►
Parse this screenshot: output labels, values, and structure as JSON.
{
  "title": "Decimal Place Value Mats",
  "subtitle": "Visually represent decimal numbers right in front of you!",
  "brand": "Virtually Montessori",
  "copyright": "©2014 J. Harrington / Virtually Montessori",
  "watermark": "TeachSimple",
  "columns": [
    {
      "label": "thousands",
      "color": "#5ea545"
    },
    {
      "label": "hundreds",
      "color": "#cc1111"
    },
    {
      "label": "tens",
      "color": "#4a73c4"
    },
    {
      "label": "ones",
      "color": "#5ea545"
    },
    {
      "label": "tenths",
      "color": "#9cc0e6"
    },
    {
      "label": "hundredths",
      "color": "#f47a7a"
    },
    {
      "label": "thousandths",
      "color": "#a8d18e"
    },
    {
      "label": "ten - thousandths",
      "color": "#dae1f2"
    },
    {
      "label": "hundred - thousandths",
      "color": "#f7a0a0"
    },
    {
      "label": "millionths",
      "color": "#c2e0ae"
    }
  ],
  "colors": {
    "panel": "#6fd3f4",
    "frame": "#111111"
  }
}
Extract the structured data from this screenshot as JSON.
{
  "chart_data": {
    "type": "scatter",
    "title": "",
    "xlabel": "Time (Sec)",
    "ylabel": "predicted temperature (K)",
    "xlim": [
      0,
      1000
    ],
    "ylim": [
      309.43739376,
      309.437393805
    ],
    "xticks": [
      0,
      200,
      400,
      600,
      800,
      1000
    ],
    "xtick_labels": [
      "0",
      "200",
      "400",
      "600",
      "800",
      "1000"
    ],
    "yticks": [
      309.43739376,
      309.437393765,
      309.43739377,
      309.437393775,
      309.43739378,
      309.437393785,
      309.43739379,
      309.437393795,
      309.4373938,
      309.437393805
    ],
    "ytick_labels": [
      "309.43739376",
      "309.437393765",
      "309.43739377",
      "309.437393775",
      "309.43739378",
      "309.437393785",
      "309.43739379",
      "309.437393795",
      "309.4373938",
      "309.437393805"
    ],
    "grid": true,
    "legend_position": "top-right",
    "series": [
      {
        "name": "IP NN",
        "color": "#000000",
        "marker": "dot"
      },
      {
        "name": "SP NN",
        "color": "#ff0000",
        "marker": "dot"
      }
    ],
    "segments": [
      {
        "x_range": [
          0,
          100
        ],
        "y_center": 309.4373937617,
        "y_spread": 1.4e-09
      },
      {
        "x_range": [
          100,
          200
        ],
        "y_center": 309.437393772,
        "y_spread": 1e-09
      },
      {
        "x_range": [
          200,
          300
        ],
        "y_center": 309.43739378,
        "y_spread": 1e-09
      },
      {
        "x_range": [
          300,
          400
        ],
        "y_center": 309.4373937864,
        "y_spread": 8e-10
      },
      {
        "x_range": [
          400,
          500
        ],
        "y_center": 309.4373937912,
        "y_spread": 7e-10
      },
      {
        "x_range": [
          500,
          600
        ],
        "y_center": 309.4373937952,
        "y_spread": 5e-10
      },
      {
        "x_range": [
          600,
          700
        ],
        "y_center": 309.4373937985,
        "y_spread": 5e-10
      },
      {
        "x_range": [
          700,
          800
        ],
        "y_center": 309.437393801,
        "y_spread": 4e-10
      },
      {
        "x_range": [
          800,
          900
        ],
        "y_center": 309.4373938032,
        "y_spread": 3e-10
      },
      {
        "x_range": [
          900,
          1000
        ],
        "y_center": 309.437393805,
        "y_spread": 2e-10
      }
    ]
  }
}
◄
- _Written problem_
Each line in the entries above that includes the string "JSON" should be extracted.

- _Exercise solution_
Parse this screenshot: output labels, values, and structure as JSON.
Extract the structured data from this screenshot as JSON.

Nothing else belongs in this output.